→ TEXT FOR ANALYSIS:
---+---

Watching the Words of the Candidates:  Our Research Methods

 

For the last several years, a group of us in academics and the private sector have been studying how the words people use reflect their social and psychological worlds.  We have amassed hundreds of thousands of speeches, natural conversations, novels, poems, blogs, interviews, and other language samples.  Using state-of-the-art computerized text analysis methods, we are trying to understand some of the subtleties of natural language use among people across a wide array of settings.

 

For the 2008 election, we are particularly interested in how the major candidates use words in their speeches, press conferences, debates, and interviews.  Because we have similar data sets for the 2000 and 2004 elections, we can make some comparisons with past candidates.  Readers interested in some of our research on other elections and political leaders can go to our general research website or click on specific articles listed at the end of this page.

 

2008 Election Debates

 

Several of the WordWatchers entries in January and February are based on several debates among the leading Democrats and Republicans.  The dates, sponsor, and location of the debates that we have used include:

          Democratic debates

                   June 3, 2007                 CNN, Manchester, New Hampshire

                   November 15, 2007     CNN, Las Vegas, Nevada

                   December 4, 2007        NPR, Des Moines, Iowa

                   January 5, 2008            ABC/facebook, Manchester, New Hampshire

                   January 15, 2008          MSNBC, Las Vegas, Nevada

 

          Republican debates

                   June 5, 2007                 CNN, Manchester, New Hampshire

                   November 28, 2007     CNN, St. Petersburg, Florida

                   December 12, 2007     PBS, Johnstown, Iowa

                   January 5, 2008            ABC/facebook, Manchester, New Hampshire

                   January 10, 2008          FOX, Myrtle Beach, South Carolina

 

Transcripts of the debates are available through ProCon.org.  The transcripts of each debate were downloaded and cleaned of transcriber comments (e.g., notes such as “laughter”, “inaudible”, “applause”, “commercial break” were removed).  All words used by the major candidates were then separated and put into individual text files, one for each debate.  For the first five Democratic debates, then, five separate files were created for Clinton, Edwards, and Obama.  For the Republicans, five files were made for each of the major contenders at the time: Giuliani, Huckabee, McCain, and Romney.

 

Across the five debates, each of the seven major candidates were impressively talkative ranging from 1,924 words per debate (McCain) to 3,742 (Clinton).  On average, the Republican candidates spoke fewer words per person (2,270) than did the Democrats (3,389) due to the fact that there were always more Republican debaters than Democratic.

 

Text and Data Analysis Methods

 

Unless noted otherwise, most of the text analysis methods relied on a computer program called LIWC or Linguistic Inquiry and Word Count (Pennebaker, Booth, & Francis, 2007).  LIWC, which is a commercially available software program (www.LIWC.net), analyzes text samples on a word-by-word basis, and compares each to a dictionary of over 2,000 words divided into 74 linguistic categories.

---+---

→ ACTIVITIES:
a) Return the part of the research methods text on the candidates' words starting with "January 10, 2008          FOX, Myrtle" and going on through "McCain, and Romney.".
b) Carry the research methods text on the candidates' words further, picking up after its last sentence.

→ SUPPLIED INFORMATION:
---+---

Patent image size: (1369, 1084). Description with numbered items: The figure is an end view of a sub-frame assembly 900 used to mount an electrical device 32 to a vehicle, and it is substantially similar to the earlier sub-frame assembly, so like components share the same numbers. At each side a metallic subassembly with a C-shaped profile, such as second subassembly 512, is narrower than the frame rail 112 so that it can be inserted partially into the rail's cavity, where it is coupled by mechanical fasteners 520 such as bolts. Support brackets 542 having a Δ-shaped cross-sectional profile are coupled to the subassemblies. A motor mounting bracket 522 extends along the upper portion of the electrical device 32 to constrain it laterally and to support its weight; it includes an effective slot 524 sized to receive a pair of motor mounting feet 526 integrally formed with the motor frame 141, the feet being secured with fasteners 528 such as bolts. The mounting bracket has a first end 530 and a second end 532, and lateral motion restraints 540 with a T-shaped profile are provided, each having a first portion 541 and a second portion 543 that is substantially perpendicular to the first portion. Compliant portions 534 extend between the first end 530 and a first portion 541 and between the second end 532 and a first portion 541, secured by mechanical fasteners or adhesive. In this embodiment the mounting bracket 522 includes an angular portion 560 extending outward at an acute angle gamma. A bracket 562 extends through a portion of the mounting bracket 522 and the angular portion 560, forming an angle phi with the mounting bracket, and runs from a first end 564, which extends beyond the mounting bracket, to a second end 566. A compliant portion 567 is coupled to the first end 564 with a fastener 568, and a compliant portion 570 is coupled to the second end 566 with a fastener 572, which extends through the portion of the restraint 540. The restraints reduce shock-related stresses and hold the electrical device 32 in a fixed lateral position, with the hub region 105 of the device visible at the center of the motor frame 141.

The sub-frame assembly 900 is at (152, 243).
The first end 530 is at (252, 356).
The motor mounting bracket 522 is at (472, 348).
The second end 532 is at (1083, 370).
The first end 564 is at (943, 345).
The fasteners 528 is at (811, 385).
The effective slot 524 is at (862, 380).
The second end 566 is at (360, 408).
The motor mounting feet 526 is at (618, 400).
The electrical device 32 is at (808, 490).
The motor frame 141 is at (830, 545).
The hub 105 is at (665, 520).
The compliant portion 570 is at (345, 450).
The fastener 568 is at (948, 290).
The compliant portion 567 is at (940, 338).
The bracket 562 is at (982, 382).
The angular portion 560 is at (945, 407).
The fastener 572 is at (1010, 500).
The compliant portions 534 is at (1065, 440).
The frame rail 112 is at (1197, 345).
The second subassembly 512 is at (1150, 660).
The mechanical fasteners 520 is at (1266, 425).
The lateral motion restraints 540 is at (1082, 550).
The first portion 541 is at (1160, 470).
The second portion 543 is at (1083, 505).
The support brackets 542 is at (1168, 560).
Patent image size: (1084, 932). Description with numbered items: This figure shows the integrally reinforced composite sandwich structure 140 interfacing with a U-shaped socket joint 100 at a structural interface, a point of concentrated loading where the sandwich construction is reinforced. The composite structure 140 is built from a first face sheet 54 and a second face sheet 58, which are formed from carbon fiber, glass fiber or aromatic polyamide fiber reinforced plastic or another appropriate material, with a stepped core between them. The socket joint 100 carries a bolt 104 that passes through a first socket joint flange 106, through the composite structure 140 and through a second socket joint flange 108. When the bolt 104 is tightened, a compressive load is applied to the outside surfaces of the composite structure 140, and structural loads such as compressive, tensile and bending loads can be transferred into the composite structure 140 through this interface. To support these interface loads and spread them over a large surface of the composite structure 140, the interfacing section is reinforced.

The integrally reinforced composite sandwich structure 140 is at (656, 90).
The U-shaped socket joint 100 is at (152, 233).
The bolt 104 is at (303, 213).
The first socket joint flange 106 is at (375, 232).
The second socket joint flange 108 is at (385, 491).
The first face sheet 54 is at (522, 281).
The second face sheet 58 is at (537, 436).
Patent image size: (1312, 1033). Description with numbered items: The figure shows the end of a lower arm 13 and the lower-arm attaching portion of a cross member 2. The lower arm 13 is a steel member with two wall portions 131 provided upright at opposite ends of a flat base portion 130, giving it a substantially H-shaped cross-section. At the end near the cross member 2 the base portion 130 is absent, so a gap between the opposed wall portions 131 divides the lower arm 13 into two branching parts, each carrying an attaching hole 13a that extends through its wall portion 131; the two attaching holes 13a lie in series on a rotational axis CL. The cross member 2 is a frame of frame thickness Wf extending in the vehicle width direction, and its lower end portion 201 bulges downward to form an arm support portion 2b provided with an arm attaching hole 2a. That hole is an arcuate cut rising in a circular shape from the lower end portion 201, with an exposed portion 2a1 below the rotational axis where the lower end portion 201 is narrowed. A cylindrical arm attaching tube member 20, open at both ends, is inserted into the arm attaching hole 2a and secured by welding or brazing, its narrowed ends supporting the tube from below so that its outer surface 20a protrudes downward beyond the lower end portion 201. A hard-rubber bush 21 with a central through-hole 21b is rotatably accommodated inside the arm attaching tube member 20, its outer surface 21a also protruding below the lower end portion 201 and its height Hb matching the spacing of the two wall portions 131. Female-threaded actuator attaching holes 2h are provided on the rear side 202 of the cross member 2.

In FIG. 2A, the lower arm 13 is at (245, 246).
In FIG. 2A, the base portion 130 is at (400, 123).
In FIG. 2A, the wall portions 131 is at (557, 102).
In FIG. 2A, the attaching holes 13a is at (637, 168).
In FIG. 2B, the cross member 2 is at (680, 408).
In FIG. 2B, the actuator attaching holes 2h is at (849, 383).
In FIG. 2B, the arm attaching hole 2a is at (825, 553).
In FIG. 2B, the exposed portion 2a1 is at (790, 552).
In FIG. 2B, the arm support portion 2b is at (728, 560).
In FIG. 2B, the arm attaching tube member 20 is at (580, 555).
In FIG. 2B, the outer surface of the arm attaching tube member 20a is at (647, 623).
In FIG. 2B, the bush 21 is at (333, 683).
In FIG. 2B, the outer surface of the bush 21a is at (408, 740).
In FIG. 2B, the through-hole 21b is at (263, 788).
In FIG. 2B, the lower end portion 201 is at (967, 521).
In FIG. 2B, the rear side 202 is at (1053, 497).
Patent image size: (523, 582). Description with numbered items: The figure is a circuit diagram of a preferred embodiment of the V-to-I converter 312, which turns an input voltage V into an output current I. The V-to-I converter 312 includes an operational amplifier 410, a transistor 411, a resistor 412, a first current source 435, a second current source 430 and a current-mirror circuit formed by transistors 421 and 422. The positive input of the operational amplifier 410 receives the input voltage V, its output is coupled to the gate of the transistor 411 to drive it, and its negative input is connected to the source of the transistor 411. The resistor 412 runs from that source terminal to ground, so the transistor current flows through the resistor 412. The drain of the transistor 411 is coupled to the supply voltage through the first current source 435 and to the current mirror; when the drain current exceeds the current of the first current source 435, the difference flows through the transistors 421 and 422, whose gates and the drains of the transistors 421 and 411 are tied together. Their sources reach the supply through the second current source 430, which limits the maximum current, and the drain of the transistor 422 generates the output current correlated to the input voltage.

---+---

→ ANSWER LIST:
a)
January 10, 2008          FOX, Myrtle Beach, South Carolina

 

Transcripts of the debates are available through ProCon.org.  The transcripts of each debate were downloaded and cleaned of transcriber comments (e.g., notes such as “laughter”, “inaudible”, “applause”, “commercial break” were removed).  All words used by the major candidates were then separated and put into individual text files, one for each debate.  For the first five Democratic debates, then, five separate files were created for Clinton, Edwards, and Obama.  For the Republicans, five files were made for each of the major contenders at the time: Giuliani, Huckabee, McCain, and Romney.

b)
Output is expressed as a percentage of the total words in the text sample.  For example, use of 1st person plural pronouns (e.g., we, us, our) varies significantly by candidate.  Through LIWC, we have calculated that Edwards uses we-words at 2.7 percent of all the words he uses.  On the other hand, 4.2 percent of all of Romney’s words are 1st person plural.

 

It should be noted that some of the categories are defined purely grammatically.  For example, the “articles” category searches for instances of a, an, and the.  Other categories, such as positive emotion words, were formed initially by having independent judges decide which words should go into each category.  One of the strengths of a word counting program such as LIWC is that it does an excellent job in capturing common words that people use in daily conversation.  For the debate texts, LIWC recognizes about 88% of the words that any candidate speaks—proper nouns and very low-frequency words comprise the other 12%.

 

For the debates by candidate, we use a straightforward analysis of variance (ANOVA) strategy using candidate as the independent variable and each language dimension within each debate as the unit of analysis.  So, for example, the analysis of 1st person plural yields the following information for the candidates:

 

Candidate

Number

of Cases

Mean

Standard

Deviation

Clinton

5

3.40

0.43

Edwards

5

2.68

0.57

Obama

5

4.02

0.51

Giuliani

5

3.16

0.96

Huckabee

5

3.67

0.93

McCain

5

4.14

0.78

Romney

5

4.16

0.80

 

A simple one-way ANOVA indicates that the use of we-words differ across the various candidates, F (6,28) = 2.84, p = .027.  Note that this analytic strategy is conservative (in that we are falsley assuming a between-subjects strategy with independent assumptions) and based on only five observations – one for each debate.  In addition, we will be focusing on approximately a dozen language dimensions.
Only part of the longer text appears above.